** BEGIN LISTING **

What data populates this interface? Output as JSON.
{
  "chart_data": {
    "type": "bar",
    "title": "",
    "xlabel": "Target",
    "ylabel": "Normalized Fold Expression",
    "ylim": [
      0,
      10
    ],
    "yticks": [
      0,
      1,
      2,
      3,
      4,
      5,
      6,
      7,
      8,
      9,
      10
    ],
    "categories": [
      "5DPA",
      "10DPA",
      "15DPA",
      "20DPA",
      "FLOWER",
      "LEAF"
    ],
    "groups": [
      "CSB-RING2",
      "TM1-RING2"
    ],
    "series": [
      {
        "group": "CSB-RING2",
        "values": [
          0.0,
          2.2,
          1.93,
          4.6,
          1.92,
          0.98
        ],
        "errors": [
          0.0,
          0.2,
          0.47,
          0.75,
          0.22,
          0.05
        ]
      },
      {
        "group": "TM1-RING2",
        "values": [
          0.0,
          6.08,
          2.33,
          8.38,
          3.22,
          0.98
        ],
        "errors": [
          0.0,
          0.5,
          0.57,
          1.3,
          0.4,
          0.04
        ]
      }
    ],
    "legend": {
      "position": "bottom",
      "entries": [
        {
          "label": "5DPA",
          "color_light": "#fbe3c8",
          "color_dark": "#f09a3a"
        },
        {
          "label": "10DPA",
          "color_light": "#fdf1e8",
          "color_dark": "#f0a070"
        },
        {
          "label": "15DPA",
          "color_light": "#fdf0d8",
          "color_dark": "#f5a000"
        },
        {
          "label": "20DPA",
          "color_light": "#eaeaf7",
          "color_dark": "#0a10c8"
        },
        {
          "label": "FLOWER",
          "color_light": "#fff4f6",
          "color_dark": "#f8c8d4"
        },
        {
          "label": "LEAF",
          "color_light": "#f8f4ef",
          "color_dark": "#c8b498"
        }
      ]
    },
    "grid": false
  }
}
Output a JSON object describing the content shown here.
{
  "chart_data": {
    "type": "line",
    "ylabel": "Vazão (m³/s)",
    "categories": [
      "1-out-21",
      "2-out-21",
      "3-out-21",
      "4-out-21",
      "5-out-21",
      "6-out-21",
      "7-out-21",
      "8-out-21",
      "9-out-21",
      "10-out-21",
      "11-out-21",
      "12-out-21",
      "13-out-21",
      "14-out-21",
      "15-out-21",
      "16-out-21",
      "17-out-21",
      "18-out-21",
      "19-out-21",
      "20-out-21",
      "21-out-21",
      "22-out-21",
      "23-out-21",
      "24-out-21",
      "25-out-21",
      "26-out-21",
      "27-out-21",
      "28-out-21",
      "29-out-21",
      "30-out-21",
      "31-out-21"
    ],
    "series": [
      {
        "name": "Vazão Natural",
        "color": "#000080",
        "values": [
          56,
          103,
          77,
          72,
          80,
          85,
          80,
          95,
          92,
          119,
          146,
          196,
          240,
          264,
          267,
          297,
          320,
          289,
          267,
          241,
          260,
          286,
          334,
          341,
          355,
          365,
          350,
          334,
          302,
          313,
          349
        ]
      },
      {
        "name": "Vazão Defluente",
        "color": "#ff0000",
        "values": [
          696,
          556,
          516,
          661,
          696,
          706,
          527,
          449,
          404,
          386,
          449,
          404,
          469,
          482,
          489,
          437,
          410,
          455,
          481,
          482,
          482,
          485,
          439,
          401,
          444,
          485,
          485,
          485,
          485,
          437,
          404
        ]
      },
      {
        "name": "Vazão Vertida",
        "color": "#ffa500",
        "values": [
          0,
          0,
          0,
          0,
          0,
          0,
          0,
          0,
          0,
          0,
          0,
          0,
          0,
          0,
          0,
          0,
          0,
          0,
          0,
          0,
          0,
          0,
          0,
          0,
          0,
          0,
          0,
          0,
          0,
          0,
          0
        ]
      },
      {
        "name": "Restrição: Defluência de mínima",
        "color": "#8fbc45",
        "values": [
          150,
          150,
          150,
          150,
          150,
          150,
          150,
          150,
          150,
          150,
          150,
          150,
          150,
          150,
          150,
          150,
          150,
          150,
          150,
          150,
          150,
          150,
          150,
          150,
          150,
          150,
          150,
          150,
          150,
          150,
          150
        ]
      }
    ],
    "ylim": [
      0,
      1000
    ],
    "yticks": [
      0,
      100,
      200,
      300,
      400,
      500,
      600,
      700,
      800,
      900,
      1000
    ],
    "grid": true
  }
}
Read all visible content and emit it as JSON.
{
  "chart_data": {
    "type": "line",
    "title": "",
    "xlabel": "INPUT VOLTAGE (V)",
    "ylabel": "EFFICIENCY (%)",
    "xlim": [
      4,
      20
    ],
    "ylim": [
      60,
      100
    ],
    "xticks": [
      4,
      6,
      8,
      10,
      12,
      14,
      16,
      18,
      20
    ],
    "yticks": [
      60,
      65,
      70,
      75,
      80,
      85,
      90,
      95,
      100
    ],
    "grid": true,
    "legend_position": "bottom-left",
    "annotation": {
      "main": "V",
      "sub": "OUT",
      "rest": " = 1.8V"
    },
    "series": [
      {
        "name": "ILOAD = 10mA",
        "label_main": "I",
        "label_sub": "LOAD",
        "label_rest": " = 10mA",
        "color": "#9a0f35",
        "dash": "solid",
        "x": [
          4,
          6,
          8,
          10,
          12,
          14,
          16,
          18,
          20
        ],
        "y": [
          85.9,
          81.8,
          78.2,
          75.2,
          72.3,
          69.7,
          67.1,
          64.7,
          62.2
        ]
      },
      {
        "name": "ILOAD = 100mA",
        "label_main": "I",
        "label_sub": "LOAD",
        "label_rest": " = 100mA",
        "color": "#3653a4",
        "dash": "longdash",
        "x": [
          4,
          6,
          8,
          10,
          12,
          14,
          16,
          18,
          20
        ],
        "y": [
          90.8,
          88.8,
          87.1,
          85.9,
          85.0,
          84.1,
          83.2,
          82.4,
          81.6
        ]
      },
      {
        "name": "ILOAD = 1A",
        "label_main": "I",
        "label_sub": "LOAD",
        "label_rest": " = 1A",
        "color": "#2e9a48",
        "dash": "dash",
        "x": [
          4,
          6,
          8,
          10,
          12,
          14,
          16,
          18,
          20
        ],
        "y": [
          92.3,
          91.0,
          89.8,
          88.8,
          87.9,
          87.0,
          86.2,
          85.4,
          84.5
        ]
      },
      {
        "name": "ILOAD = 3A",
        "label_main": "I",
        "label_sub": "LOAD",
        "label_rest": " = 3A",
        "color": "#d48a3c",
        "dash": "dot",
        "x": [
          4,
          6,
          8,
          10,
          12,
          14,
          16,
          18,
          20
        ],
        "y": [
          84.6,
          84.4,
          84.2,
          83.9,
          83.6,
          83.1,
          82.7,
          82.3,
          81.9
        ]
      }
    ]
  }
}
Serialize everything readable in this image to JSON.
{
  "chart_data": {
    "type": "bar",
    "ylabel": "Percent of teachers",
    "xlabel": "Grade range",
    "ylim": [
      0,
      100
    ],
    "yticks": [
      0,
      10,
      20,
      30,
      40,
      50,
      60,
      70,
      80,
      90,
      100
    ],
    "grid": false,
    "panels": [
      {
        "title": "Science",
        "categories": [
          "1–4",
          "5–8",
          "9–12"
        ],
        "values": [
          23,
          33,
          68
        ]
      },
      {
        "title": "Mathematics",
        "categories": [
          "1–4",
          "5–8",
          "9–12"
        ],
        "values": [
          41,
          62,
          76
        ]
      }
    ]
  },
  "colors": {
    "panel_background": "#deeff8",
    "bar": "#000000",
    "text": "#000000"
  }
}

** END LISTING **

### GIVEN TASK
Transcribe all of the material exactly. Omit nothing.

### TASK ANSWER
What data populates this interface? Output as JSON.
{
  "chart_data": {
    "type": "bar",
    "title": "",
    "xlabel": "Target",
    "ylabel": "Normalized Fold Expression",
    "ylim": [
      0,
      10
    ],
    "yticks": [
      0,
      1,
      2,
      3,
      4,
      5,
      6,
      7,
      8,
      9,
      10
    ],
    "categories": [
      "5DPA",
      "10DPA",
      "15DPA",
      "20DPA",
      "FLOWER",
      "LEAF"
    ],
    "groups": [
      "CSB-RING2",
      "TM1-RING2"
    ],
    "series": [
      {
        "group": "CSB-RING2",
        "values": [
          0.0,
          2.2,
          1.93,
          4.6,
          1.92,
          0.98
        ],
        "errors": [
          0.0,
          0.2,
          0.47,
          0.75,
          0.22,
          0.05
        ]
      },
      {
        "group": "TM1-RING2",
        "values": [
          0.0,
          6.08,
          2.33,
          8.38,
          3.22,
          0.98
        ],
        "errors": [
          0.0,
          0.5,
          0.57,
          1.3,
          0.4,
          0.04
        ]
      }
    ],
    "legend": {
      "position": "bottom",
      "entries": [
        {
          "label": "5DPA",
          "color_light": "#fbe3c8",
          "color_dark": "#f09a3a"
        },
        {
          "label": "10DPA",
          "color_light": "#fdf1e8",
          "color_dark": "#f0a070"
        },
        {
          "label": "15DPA",
          "color_light": "#fdf0d8",
          "color_dark": "#f5a000"
        },
        {
          "label": "20DPA",
          "color_light": "#eaeaf7",
          "color_dark": "#0a10c8"
        },
        {
          "label": "FLOWER",
          "color_light": "#fff4f6",
          "color_dark": "#f8c8d4"
        },
        {
          "label": "LEAF",
          "color_light": "#f8f4ef",
          "color_dark": "#c8b498"
        }
      ]
    },
    "grid": false
  }
}
Output a JSON object describing the content shown here.
{
  "chart_data": {
    "type": "line",
    "ylabel": "Vazão (m³/s)",
    "categories": [
      "1-out-21",
      "2-out-21",
      "3-out-21",
      "4-out-21",
      "5-out-21",
      "6-out-21",
      "7-out-21",
      "8-out-21",
      "9-out-21",
      "10-out-21",
      "11-out-21",
      "12-out-21",
      "13-out-21",
      "14-out-21",
      "15-out-21",
      "16-out-21",
      "17-out-21",
      "18-out-21",
      "19-out-21",
      "20-out-21",
      "21-out-21",
      "22-out-21",
      "23-out-21",
      "24-out-21",
      "25-out-21",
      "26-out-21",
      "27-out-21",
      "28-out-21",
      "29-out-21",
      "30-out-21",
      "31-out-21"
    ],
    "series": [
      {
        "name": "Vazão Natural",
        "color": "#000080",
        "values": [
          56,
          103,
          77,
          72,
          80,
          85,
          80,
          95,
          92,
          119,
          146,
          196,
          240,
          264,
          267,
          297,
          320,
          289,
          267,
          241,
          260,
          286,
          334,
          341,
          355,
          365,
          350,
          334,
          302,
          313,
          349
        ]
      },
      {
        "name": "Vazão Defluente",
        "color": "#ff0000",
        "values": [
          696,
          556,
          516,
          661,
          696,
          706,
          527,
          449,
          404,
          386,
          449,
          404,
          469,
          482,
          489,
          437,
          410,
          455,
          481,
          482,
          482,
          485,
          439,
          401,
          444,
          485,
          485,
          485,
          485,
          437,
          404
        ]
      },
      {
        "name": "Vazão Vertida",
        "color": "#ffa500",
        "values": [
          0,
          0,
          0,
          0,
          0,
          0,
          0,
          0,
          0,
          0,
          0,
          0,
          0,
          0,
          0,
          0,
          0,
          0,
          0,
          0,
          0,
          0,
          0,
          0,
          0,
          0,
          0,
          0,
          0,
          0,
          0
        ]
      },
      {
        "name": "Restrição: Defluência de mínima",
        "color": "#8fbc45",
        "values": [
          150,
          150,
          150,
          150,
          150,
          150,
          150,
          150,
          150,
          150,
          150,
          150,
          150,
          150,
          150,
          150,
          150,
          150,
          150,
          150,
          150,
          150,
          150,
          150,
          150,
          150,
          150,
          150,
          150,
          150,
          150
        ]
      }
    ],
    "ylim": [
      0,
      1000
    ],
    "yticks": [
      0,
      100,
      200,
      300,
      400,
      500,
      600,
      700,
      800,
      900,
      1000
    ],
    "grid": true
  }
}
Read all visible content and emit it as JSON.
{
  "chart_data": {
    "type": "line",
    "title": "",
    "xlabel": "INPUT VOLTAGE (V)",
    "ylabel": "EFFICIENCY (%)",
    "xlim": [
      4,
      20
    ],
    "ylim": [
      60,
      100
    ],
    "xticks": [
      4,
      6,
      8,
      10,
      12,
      14,
      16,
      18,
      20
    ],
    "yticks": [
      60,
      65,
      70,
      75,
      80,
      85,
      90,
      95,
      100
    ],
    "grid": true,
    "legend_position": "bottom-left",
    "annotation": {
      "main": "V",
      "sub": "OUT",
      "rest": " = 1.8V"
    },
    "series": [
      {
        "name": "ILOAD = 10mA",
        "label_main": "I",
        "label_sub": "LOAD",
        "label_rest": " = 10mA",
        "color": "#9a0f35",
        "dash": "solid",
        "x": [
          4,
          6,
          8,
          10,
          12,
          14,
          16,
          18,
          20
        ],
        "y": [
          85.9,
          81.8,
          78.2,
          75.2,
          72.3,
          69.7,
          67.1,
          64.7,
          62.2
        ]
      },
      {
        "name": "ILOAD = 100mA",
        "label_main": "I",
        "label_sub": "LOAD",
        "label_rest": " = 100mA",
        "color": "#3653a4",
        "dash": "longdash",
        "x": [
          4,
          6,
          8,
          10,
          12,
          14,
          16,
          18,
          20
        ],
        "y": [
          90.8,
          88.8,
          87.1,
          85.9,
          85.0,
          84.1,
          83.2,
          82.4,
          81.6
        ]
      },
      {
        "name": "ILOAD = 1A",
        "label_main": "I",
        "label_sub": "LOAD",
        "label_rest": " = 1A",
        "color": "#2e9a48",
        "dash": "dash",
        "x": [
          4,
          6,
          8,
          10,
          12,
          14,
          16,
          18,
          20
        ],
        "y": [
          92.3,
          91.0,
          89.8,
          88.8,
          87.9,
          87.0,
          86.2,
          85.4,
          84.5
        ]
      },
      {
        "name": "ILOAD = 3A",
        "label_main": "I",
        "label_sub": "LOAD",
        "label_rest": " = 3A",
        "color": "#d48a3c",
        "dash": "dot",
        "x": [
          4,
          6,
          8,
          10,
          12,
          14,
          16,
          18,
          20
        ],
        "y": [
          84.6,
          84.4,
          84.2,
          83.9,
          83.6,
          83.1,
          82.7,
          82.3,
          81.9
        ]
      }
    ]
  }
}
Serialize everything readable in this image to JSON.
{
  "chart_data": {
    "type": "bar",
    "ylabel": "Percent of teachers",
    "xlabel": "Grade range",
    "ylim": [
      0,
      100
    ],
    "yticks": [
      0,
      10,
      20,
      30,
      40,
      50,
      60,
      70,
      80,
      90,
      100
    ],
    "grid": false,
    "panels": [
      {
        "title": "Science",
        "categories": [
          "1–4",
          "5–8",
          "9–12"
        ],
        "values": [
          23,
          33,
          68
        ]
      },
      {
        "title": "Mathematics",
        "categories": [
          "1–4",
          "5–8",
          "9–12"
        ],
        "values": [
          41,
          62,
          76
        ]
      }
    ]
  },
  "colors": {
    "panel_background": "#deeff8",
    "bar": "#000000",
    "text": "#000000"
  }
}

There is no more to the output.